Repeat each of the records below line by line, with every word kept the same, but leave out the pictures.

**DATA SHOWN**
— BEGIN —
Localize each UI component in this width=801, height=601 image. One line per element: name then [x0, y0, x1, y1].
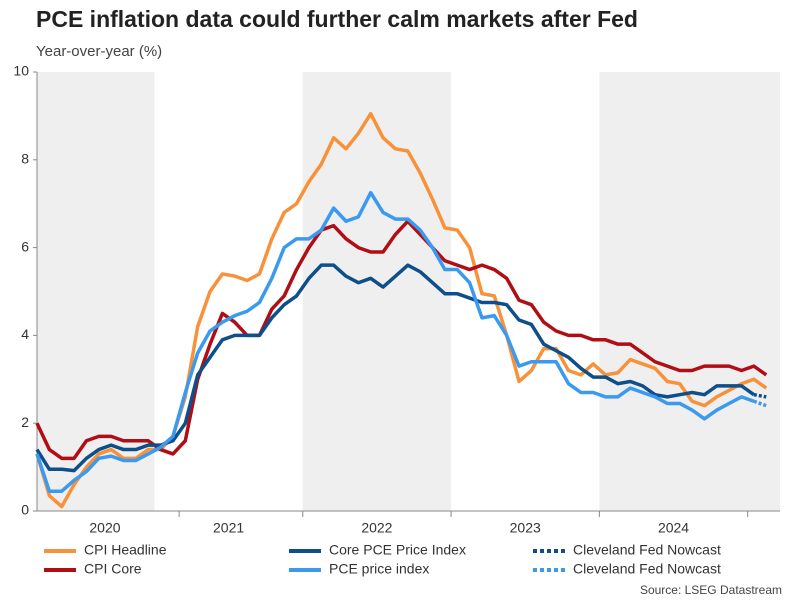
legend-item: CPI Headline — [44, 542, 167, 558]
year-band — [599, 72, 780, 511]
legend-label: Cleveland Fed Nowcast — [573, 561, 721, 577]
source-note: Source: LSEG Datastream — [640, 583, 782, 597]
chart-title: PCE inflation data could further calm ma… — [36, 6, 638, 32]
y-tick-label: 10 — [13, 63, 29, 79]
legend-label: CPI Core — [84, 561, 142, 577]
legend-label: Core PCE Price Index — [329, 542, 466, 558]
legend-item: Cleveland Fed Nowcast — [533, 542, 721, 558]
legend-item: CPI Core — [44, 561, 142, 577]
series-line — [35, 190, 755, 493]
x-tick-label: 2024 — [658, 520, 689, 536]
year-band — [302, 72, 452, 511]
legend-item: Core PCE Price Index — [289, 542, 466, 558]
x-tick-label: 2021 — [213, 520, 244, 536]
legend-label: CPI Headline — [84, 542, 167, 558]
series-line — [753, 392, 767, 399]
y-tick-label: 6 — [21, 238, 29, 254]
series-line — [35, 263, 755, 473]
y-tick-label: 4 — [21, 326, 29, 342]
x-tick-label: 2022 — [361, 520, 392, 536]
chart-subtitle: Year-over-year (%) — [36, 43, 162, 60]
series-line — [753, 399, 767, 408]
y-tick-label: 2 — [21, 414, 29, 430]
y-tick-label: 0 — [21, 502, 29, 518]
year-band — [37, 72, 155, 511]
x-tick-label: 2023 — [510, 520, 541, 536]
legend-item: Cleveland Fed Nowcast — [533, 561, 721, 577]
legend-label: PCE price index — [329, 561, 429, 577]
y-tick-label: 8 — [21, 151, 29, 167]
x-tick-label: 2020 — [89, 520, 120, 536]
legend-label: Cleveland Fed Nowcast — [573, 542, 721, 558]
legend-item: PCE price index — [289, 561, 429, 577]
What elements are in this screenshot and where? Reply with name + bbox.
— END —
**SOLVED PROBLEM**
Localize each UI component in this width=801, height=601 image. One line per element: name then [x0, y0, x1, y1].
legend-item: CPI Headline — [44, 542, 167, 558]
year-band — [599, 72, 780, 511]
legend-label: Cleveland Fed Nowcast — [573, 561, 721, 577]
source-note: Source: LSEG Datastream — [640, 583, 782, 597]
chart-title: PCE inflation data could further calm ma… — [36, 6, 638, 32]
y-tick-label: 10 — [13, 63, 29, 79]
legend-label: CPI Core — [84, 561, 142, 577]
legend-label: Core PCE Price Index — [329, 542, 466, 558]
legend-item: Cleveland Fed Nowcast — [533, 542, 721, 558]
legend-item: CPI Core — [44, 561, 142, 577]
series-line — [35, 190, 755, 493]
x-tick-label: 2024 — [658, 520, 689, 536]
year-band — [302, 72, 452, 511]
legend-item: Core PCE Price Index — [289, 542, 466, 558]
x-tick-label: 2021 — [213, 520, 244, 536]
legend-label: CPI Headline — [84, 542, 167, 558]
series-line — [753, 392, 767, 399]
y-tick-label: 6 — [21, 238, 29, 254]
series-line — [35, 263, 755, 473]
y-tick-label: 4 — [21, 326, 29, 342]
x-tick-label: 2022 — [361, 520, 392, 536]
chart-subtitle: Year-over-year (%) — [36, 43, 162, 60]
series-line — [753, 399, 767, 408]
y-tick-label: 2 — [21, 414, 29, 430]
y-tick-label: 0 — [21, 502, 29, 518]
year-band — [37, 72, 155, 511]
x-tick-label: 2023 — [510, 520, 541, 536]
legend-item: Cleveland Fed Nowcast — [533, 561, 721, 577]
legend-label: PCE price index — [329, 561, 429, 577]
y-tick-label: 8 — [21, 151, 29, 167]
x-tick-label: 2020 — [89, 520, 120, 536]
legend-label: Cleveland Fed Nowcast — [573, 542, 721, 558]
legend-item: PCE price index — [289, 561, 429, 577]
What elements are in this screenshot and where? Reply with name + bbox.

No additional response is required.